What is being asked:
Skip every picture and transcribe the remaining material exactly.
--- Start ---
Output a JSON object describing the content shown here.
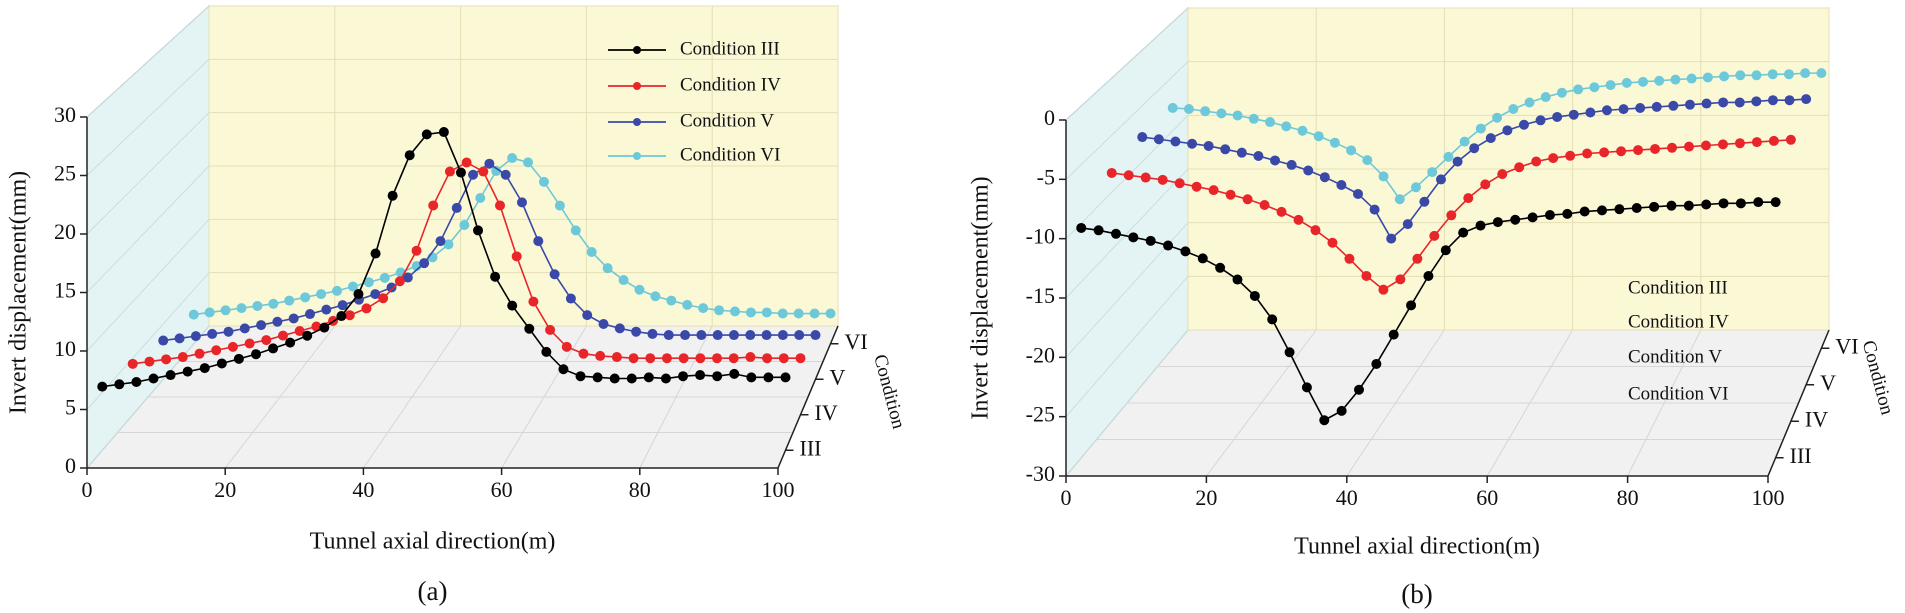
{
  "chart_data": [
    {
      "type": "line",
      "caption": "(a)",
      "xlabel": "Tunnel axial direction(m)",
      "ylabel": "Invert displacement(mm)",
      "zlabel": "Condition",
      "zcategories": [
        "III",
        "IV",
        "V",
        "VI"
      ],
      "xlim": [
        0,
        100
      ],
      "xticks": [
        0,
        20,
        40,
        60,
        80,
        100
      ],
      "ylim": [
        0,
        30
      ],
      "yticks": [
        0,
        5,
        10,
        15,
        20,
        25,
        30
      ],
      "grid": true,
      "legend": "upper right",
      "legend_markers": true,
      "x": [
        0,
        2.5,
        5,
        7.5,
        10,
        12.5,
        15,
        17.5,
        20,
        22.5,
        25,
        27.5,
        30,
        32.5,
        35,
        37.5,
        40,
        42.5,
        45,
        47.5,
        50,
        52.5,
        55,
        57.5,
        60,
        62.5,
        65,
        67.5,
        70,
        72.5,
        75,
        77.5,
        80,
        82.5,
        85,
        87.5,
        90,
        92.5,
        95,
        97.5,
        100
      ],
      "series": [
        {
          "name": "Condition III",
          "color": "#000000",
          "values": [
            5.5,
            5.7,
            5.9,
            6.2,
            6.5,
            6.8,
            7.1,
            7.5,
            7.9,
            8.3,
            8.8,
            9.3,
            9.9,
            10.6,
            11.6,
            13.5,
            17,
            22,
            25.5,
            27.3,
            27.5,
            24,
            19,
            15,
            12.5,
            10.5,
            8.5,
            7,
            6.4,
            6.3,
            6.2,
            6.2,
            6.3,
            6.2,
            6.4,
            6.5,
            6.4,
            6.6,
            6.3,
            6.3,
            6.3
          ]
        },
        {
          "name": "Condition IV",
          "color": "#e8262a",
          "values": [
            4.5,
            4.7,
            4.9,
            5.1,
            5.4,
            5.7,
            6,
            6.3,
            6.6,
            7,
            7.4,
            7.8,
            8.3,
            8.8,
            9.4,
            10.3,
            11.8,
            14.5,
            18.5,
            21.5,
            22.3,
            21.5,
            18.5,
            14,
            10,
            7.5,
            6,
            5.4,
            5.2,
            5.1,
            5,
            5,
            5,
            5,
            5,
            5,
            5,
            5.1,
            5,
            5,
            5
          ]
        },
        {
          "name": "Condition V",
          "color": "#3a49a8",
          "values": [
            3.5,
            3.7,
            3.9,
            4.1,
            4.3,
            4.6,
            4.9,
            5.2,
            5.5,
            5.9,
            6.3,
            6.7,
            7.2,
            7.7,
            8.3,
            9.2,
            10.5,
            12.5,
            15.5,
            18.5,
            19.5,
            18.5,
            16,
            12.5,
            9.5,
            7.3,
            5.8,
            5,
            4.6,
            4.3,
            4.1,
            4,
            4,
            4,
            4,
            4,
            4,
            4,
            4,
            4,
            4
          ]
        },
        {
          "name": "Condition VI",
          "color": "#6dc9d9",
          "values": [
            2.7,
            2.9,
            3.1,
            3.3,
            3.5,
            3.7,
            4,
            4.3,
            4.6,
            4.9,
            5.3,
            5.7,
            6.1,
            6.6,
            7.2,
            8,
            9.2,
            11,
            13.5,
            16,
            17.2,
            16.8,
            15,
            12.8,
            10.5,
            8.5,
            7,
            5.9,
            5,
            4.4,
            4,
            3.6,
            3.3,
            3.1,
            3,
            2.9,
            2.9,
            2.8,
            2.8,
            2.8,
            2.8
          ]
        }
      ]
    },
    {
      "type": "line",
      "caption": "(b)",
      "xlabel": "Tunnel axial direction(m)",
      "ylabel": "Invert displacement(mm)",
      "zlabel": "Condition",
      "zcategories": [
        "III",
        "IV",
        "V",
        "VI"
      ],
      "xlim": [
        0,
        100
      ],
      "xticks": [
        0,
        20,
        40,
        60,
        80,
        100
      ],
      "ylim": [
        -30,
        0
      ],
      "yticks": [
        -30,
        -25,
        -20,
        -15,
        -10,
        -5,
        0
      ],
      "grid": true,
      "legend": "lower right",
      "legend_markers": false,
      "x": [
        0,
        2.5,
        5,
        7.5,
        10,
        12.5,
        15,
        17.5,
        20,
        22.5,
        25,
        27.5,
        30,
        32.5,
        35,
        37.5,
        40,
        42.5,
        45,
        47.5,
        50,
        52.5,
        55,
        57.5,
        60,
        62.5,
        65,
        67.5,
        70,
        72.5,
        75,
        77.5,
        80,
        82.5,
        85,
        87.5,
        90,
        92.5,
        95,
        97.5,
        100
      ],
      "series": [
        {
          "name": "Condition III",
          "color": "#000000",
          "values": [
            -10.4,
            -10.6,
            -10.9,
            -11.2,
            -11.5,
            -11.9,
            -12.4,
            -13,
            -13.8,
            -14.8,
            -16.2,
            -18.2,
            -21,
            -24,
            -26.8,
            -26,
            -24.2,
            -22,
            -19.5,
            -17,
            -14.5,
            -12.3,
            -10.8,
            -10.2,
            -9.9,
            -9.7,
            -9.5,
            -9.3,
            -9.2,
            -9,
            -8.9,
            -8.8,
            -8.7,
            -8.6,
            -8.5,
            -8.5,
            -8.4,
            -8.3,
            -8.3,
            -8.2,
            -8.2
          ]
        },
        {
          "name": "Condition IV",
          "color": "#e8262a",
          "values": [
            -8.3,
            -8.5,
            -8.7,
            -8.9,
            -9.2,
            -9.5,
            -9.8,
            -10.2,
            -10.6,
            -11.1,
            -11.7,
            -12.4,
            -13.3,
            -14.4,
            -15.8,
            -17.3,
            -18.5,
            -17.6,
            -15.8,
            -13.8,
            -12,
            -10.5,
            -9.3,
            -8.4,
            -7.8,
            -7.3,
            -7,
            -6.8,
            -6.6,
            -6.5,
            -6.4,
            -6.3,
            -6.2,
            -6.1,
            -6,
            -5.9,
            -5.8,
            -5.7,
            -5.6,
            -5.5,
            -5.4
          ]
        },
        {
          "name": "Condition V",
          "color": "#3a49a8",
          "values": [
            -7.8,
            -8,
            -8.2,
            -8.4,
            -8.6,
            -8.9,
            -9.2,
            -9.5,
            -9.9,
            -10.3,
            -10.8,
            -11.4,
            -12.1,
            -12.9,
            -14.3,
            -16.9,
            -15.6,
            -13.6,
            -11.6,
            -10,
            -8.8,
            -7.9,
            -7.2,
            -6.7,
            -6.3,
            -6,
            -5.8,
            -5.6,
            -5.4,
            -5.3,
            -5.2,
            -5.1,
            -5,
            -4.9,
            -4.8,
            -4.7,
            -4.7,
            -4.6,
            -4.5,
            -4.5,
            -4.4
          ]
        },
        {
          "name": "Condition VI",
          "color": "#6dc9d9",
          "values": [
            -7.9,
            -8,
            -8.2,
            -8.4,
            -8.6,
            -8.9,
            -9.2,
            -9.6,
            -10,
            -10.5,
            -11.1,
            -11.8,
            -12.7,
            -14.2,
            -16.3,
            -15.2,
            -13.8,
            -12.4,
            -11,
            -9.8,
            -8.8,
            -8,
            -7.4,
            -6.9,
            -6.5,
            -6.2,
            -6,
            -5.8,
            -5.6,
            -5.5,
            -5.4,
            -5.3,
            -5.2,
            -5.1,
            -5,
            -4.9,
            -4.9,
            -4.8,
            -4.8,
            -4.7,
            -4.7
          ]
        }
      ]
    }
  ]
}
--- End ---
Written answer:
Output a JSON object describing the content shown here.
{
  "chart_data": [
    {
      "type": "line",
      "caption": "(a)",
      "xlabel": "Tunnel axial direction(m)",
      "ylabel": "Invert displacement(mm)",
      "zlabel": "Condition",
      "zcategories": [
        "III",
        "IV",
        "V",
        "VI"
      ],
      "xlim": [
        0,
        100
      ],
      "xticks": [
        0,
        20,
        40,
        60,
        80,
        100
      ],
      "ylim": [
        0,
        30
      ],
      "yticks": [
        0,
        5,
        10,
        15,
        20,
        25,
        30
      ],
      "grid": true,
      "legend": "upper right",
      "legend_markers": true,
      "x": [
        0,
        2.5,
        5,
        7.5,
        10,
        12.5,
        15,
        17.5,
        20,
        22.5,
        25,
        27.5,
        30,
        32.5,
        35,
        37.5,
        40,
        42.5,
        45,
        47.5,
        50,
        52.5,
        55,
        57.5,
        60,
        62.5,
        65,
        67.5,
        70,
        72.5,
        75,
        77.5,
        80,
        82.5,
        85,
        87.5,
        90,
        92.5,
        95,
        97.5,
        100
      ],
      "series": [
        {
          "name": "Condition III",
          "color": "#000000",
          "values": [
            5.5,
            5.7,
            5.9,
            6.2,
            6.5,
            6.8,
            7.1,
            7.5,
            7.9,
            8.3,
            8.8,
            9.3,
            9.9,
            10.6,
            11.6,
            13.5,
            17,
            22,
            25.5,
            27.3,
            27.5,
            24,
            19,
            15,
            12.5,
            10.5,
            8.5,
            7,
            6.4,
            6.3,
            6.2,
            6.2,
            6.3,
            6.2,
            6.4,
            6.5,
            6.4,
            6.6,
            6.3,
            6.3,
            6.3
          ]
        },
        {
          "name": "Condition IV",
          "color": "#e8262a",
          "values": [
            4.5,
            4.7,
            4.9,
            5.1,
            5.4,
            5.7,
            6,
            6.3,
            6.6,
            7,
            7.4,
            7.8,
            8.3,
            8.8,
            9.4,
            10.3,
            11.8,
            14.5,
            18.5,
            21.5,
            22.3,
            21.5,
            18.5,
            14,
            10,
            7.5,
            6,
            5.4,
            5.2,
            5.1,
            5,
            5,
            5,
            5,
            5,
            5,
            5,
            5.1,
            5,
            5,
            5
          ]
        },
        {
          "name": "Condition V",
          "color": "#3a49a8",
          "values": [
            3.5,
            3.7,
            3.9,
            4.1,
            4.3,
            4.6,
            4.9,
            5.2,
            5.5,
            5.9,
            6.3,
            6.7,
            7.2,
            7.7,
            8.3,
            9.2,
            10.5,
            12.5,
            15.5,
            18.5,
            19.5,
            18.5,
            16,
            12.5,
            9.5,
            7.3,
            5.8,
            5,
            4.6,
            4.3,
            4.1,
            4,
            4,
            4,
            4,
            4,
            4,
            4,
            4,
            4,
            4
          ]
        },
        {
          "name": "Condition VI",
          "color": "#6dc9d9",
          "values": [
            2.7,
            2.9,
            3.1,
            3.3,
            3.5,
            3.7,
            4,
            4.3,
            4.6,
            4.9,
            5.3,
            5.7,
            6.1,
            6.6,
            7.2,
            8,
            9.2,
            11,
            13.5,
            16,
            17.2,
            16.8,
            15,
            12.8,
            10.5,
            8.5,
            7,
            5.9,
            5,
            4.4,
            4,
            3.6,
            3.3,
            3.1,
            3,
            2.9,
            2.9,
            2.8,
            2.8,
            2.8,
            2.8
          ]
        }
      ]
    },
    {
      "type": "line",
      "caption": "(b)",
      "xlabel": "Tunnel axial direction(m)",
      "ylabel": "Invert displacement(mm)",
      "zlabel": "Condition",
      "zcategories": [
        "III",
        "IV",
        "V",
        "VI"
      ],
      "xlim": [
        0,
        100
      ],
      "xticks": [
        0,
        20,
        40,
        60,
        80,
        100
      ],
      "ylim": [
        -30,
        0
      ],
      "yticks": [
        -30,
        -25,
        -20,
        -15,
        -10,
        -5,
        0
      ],
      "grid": true,
      "legend": "lower right",
      "legend_markers": false,
      "x": [
        0,
        2.5,
        5,
        7.5,
        10,
        12.5,
        15,
        17.5,
        20,
        22.5,
        25,
        27.5,
        30,
        32.5,
        35,
        37.5,
        40,
        42.5,
        45,
        47.5,
        50,
        52.5,
        55,
        57.5,
        60,
        62.5,
        65,
        67.5,
        70,
        72.5,
        75,
        77.5,
        80,
        82.5,
        85,
        87.5,
        90,
        92.5,
        95,
        97.5,
        100
      ],
      "series": [
        {
          "name": "Condition III",
          "color": "#000000",
          "values": [
            -10.4,
            -10.6,
            -10.9,
            -11.2,
            -11.5,
            -11.9,
            -12.4,
            -13,
            -13.8,
            -14.8,
            -16.2,
            -18.2,
            -21,
            -24,
            -26.8,
            -26,
            -24.2,
            -22,
            -19.5,
            -17,
            -14.5,
            -12.3,
            -10.8,
            -10.2,
            -9.9,
            -9.7,
            -9.5,
            -9.3,
            -9.2,
            -9,
            -8.9,
            -8.8,
            -8.7,
            -8.6,
            -8.5,
            -8.5,
            -8.4,
            -8.3,
            -8.3,
            -8.2,
            -8.2
          ]
        },
        {
          "name": "Condition IV",
          "color": "#e8262a",
          "values": [
            -8.3,
            -8.5,
            -8.7,
            -8.9,
            -9.2,
            -9.5,
            -9.8,
            -10.2,
            -10.6,
            -11.1,
            -11.7,
            -12.4,
            -13.3,
            -14.4,
            -15.8,
            -17.3,
            -18.5,
            -17.6,
            -15.8,
            -13.8,
            -12,
            -10.5,
            -9.3,
            -8.4,
            -7.8,
            -7.3,
            -7,
            -6.8,
            -6.6,
            -6.5,
            -6.4,
            -6.3,
            -6.2,
            -6.1,
            -6,
            -5.9,
            -5.8,
            -5.7,
            -5.6,
            -5.5,
            -5.4
          ]
        },
        {
          "name": "Condition V",
          "color": "#3a49a8",
          "values": [
            -7.8,
            -8,
            -8.2,
            -8.4,
            -8.6,
            -8.9,
            -9.2,
            -9.5,
            -9.9,
            -10.3,
            -10.8,
            -11.4,
            -12.1,
            -12.9,
            -14.3,
            -16.9,
            -15.6,
            -13.6,
            -11.6,
            -10,
            -8.8,
            -7.9,
            -7.2,
            -6.7,
            -6.3,
            -6,
            -5.8,
            -5.6,
            -5.4,
            -5.3,
            -5.2,
            -5.1,
            -5,
            -4.9,
            -4.8,
            -4.7,
            -4.7,
            -4.6,
            -4.5,
            -4.5,
            -4.4
          ]
        },
        {
          "name": "Condition VI",
          "color": "#6dc9d9",
          "values": [
            -7.9,
            -8,
            -8.2,
            -8.4,
            -8.6,
            -8.9,
            -9.2,
            -9.6,
            -10,
            -10.5,
            -11.1,
            -11.8,
            -12.7,
            -14.2,
            -16.3,
            -15.2,
            -13.8,
            -12.4,
            -11,
            -9.8,
            -8.8,
            -8,
            -7.4,
            -6.9,
            -6.5,
            -6.2,
            -6,
            -5.8,
            -5.6,
            -5.5,
            -5.4,
            -5.3,
            -5.2,
            -5.1,
            -5,
            -4.9,
            -4.9,
            -4.8,
            -4.8,
            -4.7,
            -4.7
          ]
        }
      ]
    }
  ]
}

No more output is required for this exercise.